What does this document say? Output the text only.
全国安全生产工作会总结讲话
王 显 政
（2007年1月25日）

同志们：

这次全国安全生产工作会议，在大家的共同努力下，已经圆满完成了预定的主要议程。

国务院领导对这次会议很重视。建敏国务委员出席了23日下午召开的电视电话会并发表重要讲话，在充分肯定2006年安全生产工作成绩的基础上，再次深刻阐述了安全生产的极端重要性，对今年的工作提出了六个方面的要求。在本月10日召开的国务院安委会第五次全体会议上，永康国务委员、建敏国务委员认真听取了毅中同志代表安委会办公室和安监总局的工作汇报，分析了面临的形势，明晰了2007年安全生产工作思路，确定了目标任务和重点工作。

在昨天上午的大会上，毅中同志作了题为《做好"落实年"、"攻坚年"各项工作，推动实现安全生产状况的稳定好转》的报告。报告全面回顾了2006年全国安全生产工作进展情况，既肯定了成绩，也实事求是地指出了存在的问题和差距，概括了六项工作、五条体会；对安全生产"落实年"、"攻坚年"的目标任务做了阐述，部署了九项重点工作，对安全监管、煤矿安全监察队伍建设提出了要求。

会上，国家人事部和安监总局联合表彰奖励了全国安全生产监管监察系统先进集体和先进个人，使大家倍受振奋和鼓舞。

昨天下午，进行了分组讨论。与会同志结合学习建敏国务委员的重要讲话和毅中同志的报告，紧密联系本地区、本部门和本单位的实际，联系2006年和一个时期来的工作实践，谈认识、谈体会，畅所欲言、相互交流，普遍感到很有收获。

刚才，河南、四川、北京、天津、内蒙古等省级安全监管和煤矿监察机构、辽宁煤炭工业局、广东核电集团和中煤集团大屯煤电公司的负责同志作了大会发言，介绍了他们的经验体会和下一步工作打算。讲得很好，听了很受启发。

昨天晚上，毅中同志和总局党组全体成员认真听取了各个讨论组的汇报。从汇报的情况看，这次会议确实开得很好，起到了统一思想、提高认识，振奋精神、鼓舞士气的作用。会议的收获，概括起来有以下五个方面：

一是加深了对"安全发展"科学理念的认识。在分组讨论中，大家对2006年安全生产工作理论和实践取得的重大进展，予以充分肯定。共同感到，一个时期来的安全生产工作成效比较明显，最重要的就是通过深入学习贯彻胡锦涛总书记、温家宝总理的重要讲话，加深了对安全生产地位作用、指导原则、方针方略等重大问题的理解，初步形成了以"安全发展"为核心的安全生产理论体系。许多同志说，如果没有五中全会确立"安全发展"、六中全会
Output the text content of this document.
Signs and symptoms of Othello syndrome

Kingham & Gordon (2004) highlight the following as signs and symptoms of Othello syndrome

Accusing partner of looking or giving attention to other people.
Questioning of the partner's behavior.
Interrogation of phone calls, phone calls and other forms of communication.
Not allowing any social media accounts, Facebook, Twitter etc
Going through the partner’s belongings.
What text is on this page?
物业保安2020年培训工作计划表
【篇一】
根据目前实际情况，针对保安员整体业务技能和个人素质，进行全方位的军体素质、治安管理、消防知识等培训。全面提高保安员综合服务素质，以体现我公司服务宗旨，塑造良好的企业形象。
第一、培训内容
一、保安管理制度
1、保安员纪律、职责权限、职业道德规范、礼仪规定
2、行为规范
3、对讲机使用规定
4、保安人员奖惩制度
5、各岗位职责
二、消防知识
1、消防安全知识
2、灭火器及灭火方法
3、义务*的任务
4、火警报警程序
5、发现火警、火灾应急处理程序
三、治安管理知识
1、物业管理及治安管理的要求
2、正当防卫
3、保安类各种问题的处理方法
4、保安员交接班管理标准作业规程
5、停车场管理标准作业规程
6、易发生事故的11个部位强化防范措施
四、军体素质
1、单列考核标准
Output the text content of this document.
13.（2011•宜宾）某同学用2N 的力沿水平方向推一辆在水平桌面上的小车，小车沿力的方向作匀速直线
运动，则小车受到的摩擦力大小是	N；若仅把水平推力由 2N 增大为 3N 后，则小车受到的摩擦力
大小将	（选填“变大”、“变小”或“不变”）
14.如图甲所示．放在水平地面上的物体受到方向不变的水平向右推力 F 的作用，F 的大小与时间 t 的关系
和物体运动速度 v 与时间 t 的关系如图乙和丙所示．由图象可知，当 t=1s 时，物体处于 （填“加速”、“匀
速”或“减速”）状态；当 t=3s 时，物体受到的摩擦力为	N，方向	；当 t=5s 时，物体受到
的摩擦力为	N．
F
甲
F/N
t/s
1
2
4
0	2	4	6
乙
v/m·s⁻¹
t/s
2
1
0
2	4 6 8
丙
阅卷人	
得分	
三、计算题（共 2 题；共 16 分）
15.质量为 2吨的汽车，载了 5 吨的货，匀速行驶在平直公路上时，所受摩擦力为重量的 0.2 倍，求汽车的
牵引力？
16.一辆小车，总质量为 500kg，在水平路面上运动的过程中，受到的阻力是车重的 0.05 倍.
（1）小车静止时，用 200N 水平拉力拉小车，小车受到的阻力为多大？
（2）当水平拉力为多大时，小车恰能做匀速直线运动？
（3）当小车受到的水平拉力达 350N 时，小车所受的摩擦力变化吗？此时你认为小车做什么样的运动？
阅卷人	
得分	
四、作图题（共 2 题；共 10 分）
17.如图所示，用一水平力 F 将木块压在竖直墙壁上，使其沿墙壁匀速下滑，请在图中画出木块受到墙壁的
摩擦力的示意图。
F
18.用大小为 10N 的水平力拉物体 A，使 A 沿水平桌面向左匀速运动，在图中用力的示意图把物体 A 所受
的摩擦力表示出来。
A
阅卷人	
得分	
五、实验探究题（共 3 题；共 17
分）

DO THIS | Transcribe the entire listing above precisely.

EXERCISE OUTPUT |
What does this document say? Output the text only.
全国安全生产工作会总结讲话
王 显 政
（2007年1月25日）

同志们：

这次全国安全生产工作会议，在大家的共同努力下，已经圆满完成了预定的主要议程。

国务院领导对这次会议很重视。建敏国务委员出席了23日下午召开的电视电话会并发表重要讲话，在充分肯定2006年安全生产工作成绩的基础上，再次深刻阐述了安全生产的极端重要性，对今年的工作提出了六个方面的要求。在本月10日召开的国务院安委会第五次全体会议上，永康国务委员、建敏国务委员认真听取了毅中同志代表安委会办公室和安监总局的工作汇报，分析了面临的形势，明晰了2007年安全生产工作思路，确定了目标任务和重点工作。

在昨天上午的大会上，毅中同志作了题为《做好"落实年"、"攻坚年"各项工作，推动实现安全生产状况的稳定好转》的报告。报告全面回顾了2006年全国安全生产工作进展情况，既肯定了成绩，也实事求是地指出了存在的问题和差距，概括了六项工作、五条体会；对安全生产"落实年"、"攻坚年"的目标任务做了阐述，部署了九项重点工作，对安全监管、煤矿安全监察队伍建设提出了要求。

会上，国家人事部和安监总局联合表彰奖励了全国安全生产监管监察系统先进集体和先进个人，使大家倍受振奋和鼓舞。

昨天下午，进行了分组讨论。与会同志结合学习建敏国务委员的重要讲话和毅中同志的报告，紧密联系本地区、本部门和本单位的实际，联系2006年和一个时期来的工作实践，谈认识、谈体会，畅所欲言、相互交流，普遍感到很有收获。

刚才，河南、四川、北京、天津、内蒙古等省级安全监管和煤矿监察机构、辽宁煤炭工业局、广东核电集团和中煤集团大屯煤电公司的负责同志作了大会发言，介绍了他们的经验体会和下一步工作打算。讲得很好，听了很受启发。

昨天晚上，毅中同志和总局党组全体成员认真听取了各个讨论组的汇报。从汇报的情况看，这次会议确实开得很好，起到了统一思想、提高认识，振奋精神、鼓舞士气的作用。会议的收获，概括起来有以下五个方面：

一是加深了对"安全发展"科学理念的认识。在分组讨论中，大家对2006年安全生产工作理论和实践取得的重大进展，予以充分肯定。共同感到，一个时期来的安全生产工作成效比较明显，最重要的就是通过深入学习贯彻胡锦涛总书记、温家宝总理的重要讲话，加深了对安全生产地位作用、指导原则、方针方略等重大问题的理解，初步形成了以"安全发展"为核心的安全生产理论体系。许多同志说，如果没有五中全会确立"安全发展"、六中全会
Output the text content of this document.
Signs and symptoms of Othello syndrome

Kingham & Gordon (2004) highlight the following as signs and symptoms of Othello syndrome

Accusing partner of looking or giving attention to other people.
Questioning of the partner's behavior.
Interrogation of phone calls, phone calls and other forms of communication.
Not allowing any social media accounts, Facebook, Twitter etc
Going through the partner’s belongings.
What text is on this page?
物业保安2020年培训工作计划表
【篇一】
根据目前实际情况，针对保安员整体业务技能和个人素质，进行全方位的军体素质、治安管理、消防知识等培训。全面提高保安员综合服务素质，以体现我公司服务宗旨，塑造良好的企业形象。
第一、培训内容
一、保安管理制度
1、保安员纪律、职责权限、职业道德规范、礼仪规定
2、行为规范
3、对讲机使用规定
4、保安人员奖惩制度
5、各岗位职责
二、消防知识
1、消防安全知识
2、灭火器及灭火方法
3、义务*的任务
4、火警报警程序
5、发现火警、火灾应急处理程序
三、治安管理知识
1、物业管理及治安管理的要求
2、正当防卫
3、保安类各种问题的处理方法
4、保安员交接班管理标准作业规程
5、停车场管理标准作业规程
6、易发生事故的11个部位强化防范措施
四、军体素质
1、单列考核标准
Output the text content of this document.
13.（2011•宜宾）某同学用2N 的力沿水平方向推一辆在水平桌面上的小车，小车沿力的方向作匀速直线
运动，则小车受到的摩擦力大小是	N；若仅把水平推力由 2N 增大为 3N 后，则小车受到的摩擦力
大小将	（选填“变大”、“变小”或“不变”）
14.如图甲所示．放在水平地面上的物体受到方向不变的水平向右推力 F 的作用，F 的大小与时间 t 的关系
和物体运动速度 v 与时间 t 的关系如图乙和丙所示．由图象可知，当 t=1s 时，物体处于 （填“加速”、“匀
速”或“减速”）状态；当 t=3s 时，物体受到的摩擦力为	N，方向	；当 t=5s 时，物体受到
的摩擦力为	N．
F
甲
F/N
t/s
1
2
4
0	2	4	6
乙
v/m·s⁻¹
t/s
2
1
0
2	4 6 8
丙
阅卷人	
得分	
三、计算题（共 2 题；共 16 分）
15.质量为 2吨的汽车，载了 5 吨的货，匀速行驶在平直公路上时，所受摩擦力为重量的 0.2 倍，求汽车的
牵引力？
16.一辆小车，总质量为 500kg，在水平路面上运动的过程中，受到的阻力是车重的 0.05 倍.
（1）小车静止时，用 200N 水平拉力拉小车，小车受到的阻力为多大？
（2）当水平拉力为多大时，小车恰能做匀速直线运动？
（3）当小车受到的水平拉力达 350N 时，小车所受的摩擦力变化吗？此时你认为小车做什么样的运动？
阅卷人	
得分	
四、作图题（共 2 题；共 10 分）
17.如图所示，用一水平力 F 将木块压在竖直墙壁上，使其沿墙壁匀速下滑，请在图中画出木块受到墙壁的
摩擦力的示意图。
F
18.用大小为 10N 的水平力拉物体 A，使 A 沿水平桌面向左匀速运动，在图中用力的示意图把物体 A 所受
的摩擦力表示出来。
A
阅卷人	
得分	
五、实验探究题（共 3 题；共 17
分）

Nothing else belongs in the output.